Records contained in a dataset
__________

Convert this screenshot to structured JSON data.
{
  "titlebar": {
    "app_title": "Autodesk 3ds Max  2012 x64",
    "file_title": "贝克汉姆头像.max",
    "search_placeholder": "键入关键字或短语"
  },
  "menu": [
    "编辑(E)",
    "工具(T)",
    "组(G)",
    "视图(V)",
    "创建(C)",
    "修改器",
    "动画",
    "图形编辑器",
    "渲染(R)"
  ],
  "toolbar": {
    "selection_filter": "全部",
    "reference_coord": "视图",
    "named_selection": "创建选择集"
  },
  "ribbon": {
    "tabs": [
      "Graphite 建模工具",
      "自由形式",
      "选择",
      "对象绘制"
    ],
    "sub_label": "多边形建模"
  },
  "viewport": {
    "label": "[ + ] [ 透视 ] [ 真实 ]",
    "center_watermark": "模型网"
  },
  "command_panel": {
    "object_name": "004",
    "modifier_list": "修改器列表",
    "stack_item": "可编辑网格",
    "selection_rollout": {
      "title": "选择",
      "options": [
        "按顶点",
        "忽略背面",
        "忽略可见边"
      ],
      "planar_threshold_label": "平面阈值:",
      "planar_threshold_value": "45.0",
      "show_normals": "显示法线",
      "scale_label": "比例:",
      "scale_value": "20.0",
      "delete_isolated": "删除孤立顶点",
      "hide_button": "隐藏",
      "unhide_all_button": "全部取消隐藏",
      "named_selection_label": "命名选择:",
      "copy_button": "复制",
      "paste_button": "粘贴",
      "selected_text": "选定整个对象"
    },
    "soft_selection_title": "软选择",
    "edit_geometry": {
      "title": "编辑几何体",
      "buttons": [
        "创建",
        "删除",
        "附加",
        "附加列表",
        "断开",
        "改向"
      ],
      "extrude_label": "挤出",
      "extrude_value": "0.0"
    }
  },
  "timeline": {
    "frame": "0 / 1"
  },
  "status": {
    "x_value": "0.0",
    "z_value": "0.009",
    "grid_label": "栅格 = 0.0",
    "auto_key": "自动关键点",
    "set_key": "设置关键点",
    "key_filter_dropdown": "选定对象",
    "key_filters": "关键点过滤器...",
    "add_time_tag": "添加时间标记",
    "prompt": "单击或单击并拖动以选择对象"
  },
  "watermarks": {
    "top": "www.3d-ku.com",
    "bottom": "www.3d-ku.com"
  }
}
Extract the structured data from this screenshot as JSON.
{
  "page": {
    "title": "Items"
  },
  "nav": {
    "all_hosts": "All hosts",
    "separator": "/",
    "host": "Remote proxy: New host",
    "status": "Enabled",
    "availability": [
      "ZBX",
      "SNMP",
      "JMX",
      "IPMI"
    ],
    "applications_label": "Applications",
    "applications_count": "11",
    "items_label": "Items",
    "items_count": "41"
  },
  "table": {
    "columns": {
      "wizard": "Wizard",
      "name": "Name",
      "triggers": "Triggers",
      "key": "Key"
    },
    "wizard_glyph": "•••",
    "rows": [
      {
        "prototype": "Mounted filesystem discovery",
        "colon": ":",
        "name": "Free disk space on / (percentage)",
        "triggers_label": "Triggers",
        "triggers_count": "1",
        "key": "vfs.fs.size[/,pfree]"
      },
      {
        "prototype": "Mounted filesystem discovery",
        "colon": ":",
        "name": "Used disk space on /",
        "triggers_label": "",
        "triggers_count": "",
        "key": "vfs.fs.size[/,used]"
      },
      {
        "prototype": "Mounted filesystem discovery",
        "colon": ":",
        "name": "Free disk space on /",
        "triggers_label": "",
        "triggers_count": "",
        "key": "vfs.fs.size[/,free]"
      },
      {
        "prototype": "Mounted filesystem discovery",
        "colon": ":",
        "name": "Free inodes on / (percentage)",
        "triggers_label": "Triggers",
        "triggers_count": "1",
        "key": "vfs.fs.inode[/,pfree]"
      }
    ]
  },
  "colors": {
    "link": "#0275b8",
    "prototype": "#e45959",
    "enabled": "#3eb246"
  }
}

__________

**Task brief**:
Print all of the entries exactly as they are written.

**Task output**:
Convert this screenshot to structured JSON data.
{
  "titlebar": {
    "app_title": "Autodesk 3ds Max  2012 x64",
    "file_title": "贝克汉姆头像.max",
    "search_placeholder": "键入关键字或短语"
  },
  "menu": [
    "编辑(E)",
    "工具(T)",
    "组(G)",
    "视图(V)",
    "创建(C)",
    "修改器",
    "动画",
    "图形编辑器",
    "渲染(R)"
  ],
  "toolbar": {
    "selection_filter": "全部",
    "reference_coord": "视图",
    "named_selection": "创建选择集"
  },
  "ribbon": {
    "tabs": [
      "Graphite 建模工具",
      "自由形式",
      "选择",
      "对象绘制"
    ],
    "sub_label": "多边形建模"
  },
  "viewport": {
    "label": "[ + ] [ 透视 ] [ 真实 ]",
    "center_watermark": "模型网"
  },
  "command_panel": {
    "object_name": "004",
    "modifier_list": "修改器列表",
    "stack_item": "可编辑网格",
    "selection_rollout": {
      "title": "选择",
      "options": [
        "按顶点",
        "忽略背面",
        "忽略可见边"
      ],
      "planar_threshold_label": "平面阈值:",
      "planar_threshold_value": "45.0",
      "show_normals": "显示法线",
      "scale_label": "比例:",
      "scale_value": "20.0",
      "delete_isolated": "删除孤立顶点",
      "hide_button": "隐藏",
      "unhide_all_button": "全部取消隐藏",
      "named_selection_label": "命名选择:",
      "copy_button": "复制",
      "paste_button": "粘贴",
      "selected_text": "选定整个对象"
    },
    "soft_selection_title": "软选择",
    "edit_geometry": {
      "title": "编辑几何体",
      "buttons": [
        "创建",
        "删除",
        "附加",
        "附加列表",
        "断开",
        "改向"
      ],
      "extrude_label": "挤出",
      "extrude_value": "0.0"
    }
  },
  "timeline": {
    "frame": "0 / 1"
  },
  "status": {
    "x_value": "0.0",
    "z_value": "0.009",
    "grid_label": "栅格 = 0.0",
    "auto_key": "自动关键点",
    "set_key": "设置关键点",
    "key_filter_dropdown": "选定对象",
    "key_filters": "关键点过滤器...",
    "add_time_tag": "添加时间标记",
    "prompt": "单击或单击并拖动以选择对象"
  },
  "watermarks": {
    "top": "www.3d-ku.com",
    "bottom": "www.3d-ku.com"
  }
}
Extract the structured data from this screenshot as JSON.
{
  "page": {
    "title": "Items"
  },
  "nav": {
    "all_hosts": "All hosts",
    "separator": "/",
    "host": "Remote proxy: New host",
    "status": "Enabled",
    "availability": [
      "ZBX",
      "SNMP",
      "JMX",
      "IPMI"
    ],
    "applications_label": "Applications",
    "applications_count": "11",
    "items_label": "Items",
    "items_count": "41"
  },
  "table": {
    "columns": {
      "wizard": "Wizard",
      "name": "Name",
      "triggers": "Triggers",
      "key": "Key"
    },
    "wizard_glyph": "•••",
    "rows": [
      {
        "prototype": "Mounted filesystem discovery",
        "colon": ":",
        "name": "Free disk space on / (percentage)",
        "triggers_label": "Triggers",
        "triggers_count": "1",
        "key": "vfs.fs.size[/,pfree]"
      },
      {
        "prototype": "Mounted filesystem discovery",
        "colon": ":",
        "name": "Used disk space on /",
        "triggers_label": "",
        "triggers_count": "",
        "key": "vfs.fs.size[/,used]"
      },
      {
        "prototype": "Mounted filesystem discovery",
        "colon": ":",
        "name": "Free disk space on /",
        "triggers_label": "",
        "triggers_count": "",
        "key": "vfs.fs.size[/,free]"
      },
      {
        "prototype": "Mounted filesystem discovery",
        "colon": ":",
        "name": "Free inodes on / (percentage)",
        "triggers_label": "Triggers",
        "triggers_count": "1",
        "key": "vfs.fs.inode[/,pfree]"
      }
    ]
  },
  "colors": {
    "link": "#0275b8",
    "prototype": "#e45959",
    "enabled": "#3eb246"
  }
}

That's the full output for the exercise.